## THE PROBLEM:
Using the listing below, copy every line that mentions "steel".

(Stored entries)

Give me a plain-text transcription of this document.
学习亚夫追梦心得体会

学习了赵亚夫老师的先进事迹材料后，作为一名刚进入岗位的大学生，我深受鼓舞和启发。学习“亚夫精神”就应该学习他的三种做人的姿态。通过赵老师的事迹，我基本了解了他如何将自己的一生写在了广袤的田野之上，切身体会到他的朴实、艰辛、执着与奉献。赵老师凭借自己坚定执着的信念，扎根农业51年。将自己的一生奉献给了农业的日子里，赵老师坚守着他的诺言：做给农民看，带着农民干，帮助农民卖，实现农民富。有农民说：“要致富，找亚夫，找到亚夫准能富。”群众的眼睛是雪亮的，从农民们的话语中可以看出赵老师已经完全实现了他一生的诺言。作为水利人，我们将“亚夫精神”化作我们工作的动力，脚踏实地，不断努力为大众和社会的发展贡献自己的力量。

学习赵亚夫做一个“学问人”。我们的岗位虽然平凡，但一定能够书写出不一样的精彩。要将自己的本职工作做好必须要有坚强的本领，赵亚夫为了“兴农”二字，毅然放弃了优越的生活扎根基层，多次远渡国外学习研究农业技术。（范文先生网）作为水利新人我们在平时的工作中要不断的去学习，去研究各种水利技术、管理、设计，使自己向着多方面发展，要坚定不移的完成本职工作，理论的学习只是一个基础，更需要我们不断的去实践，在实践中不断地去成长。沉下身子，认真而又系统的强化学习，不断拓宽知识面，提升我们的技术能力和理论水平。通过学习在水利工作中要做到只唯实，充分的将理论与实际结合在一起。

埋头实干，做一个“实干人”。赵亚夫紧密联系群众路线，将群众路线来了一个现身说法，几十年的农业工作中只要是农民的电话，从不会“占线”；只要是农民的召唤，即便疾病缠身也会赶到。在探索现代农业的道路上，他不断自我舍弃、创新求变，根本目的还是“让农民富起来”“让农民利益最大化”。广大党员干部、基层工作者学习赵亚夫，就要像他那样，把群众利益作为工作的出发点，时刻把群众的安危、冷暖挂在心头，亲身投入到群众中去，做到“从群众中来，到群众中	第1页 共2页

--

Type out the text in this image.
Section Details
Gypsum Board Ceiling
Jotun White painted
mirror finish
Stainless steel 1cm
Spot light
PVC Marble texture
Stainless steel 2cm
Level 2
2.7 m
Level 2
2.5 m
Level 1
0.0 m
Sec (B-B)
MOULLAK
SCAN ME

## RESULT:
Stainless steel 1cm
Stainless steel 2cm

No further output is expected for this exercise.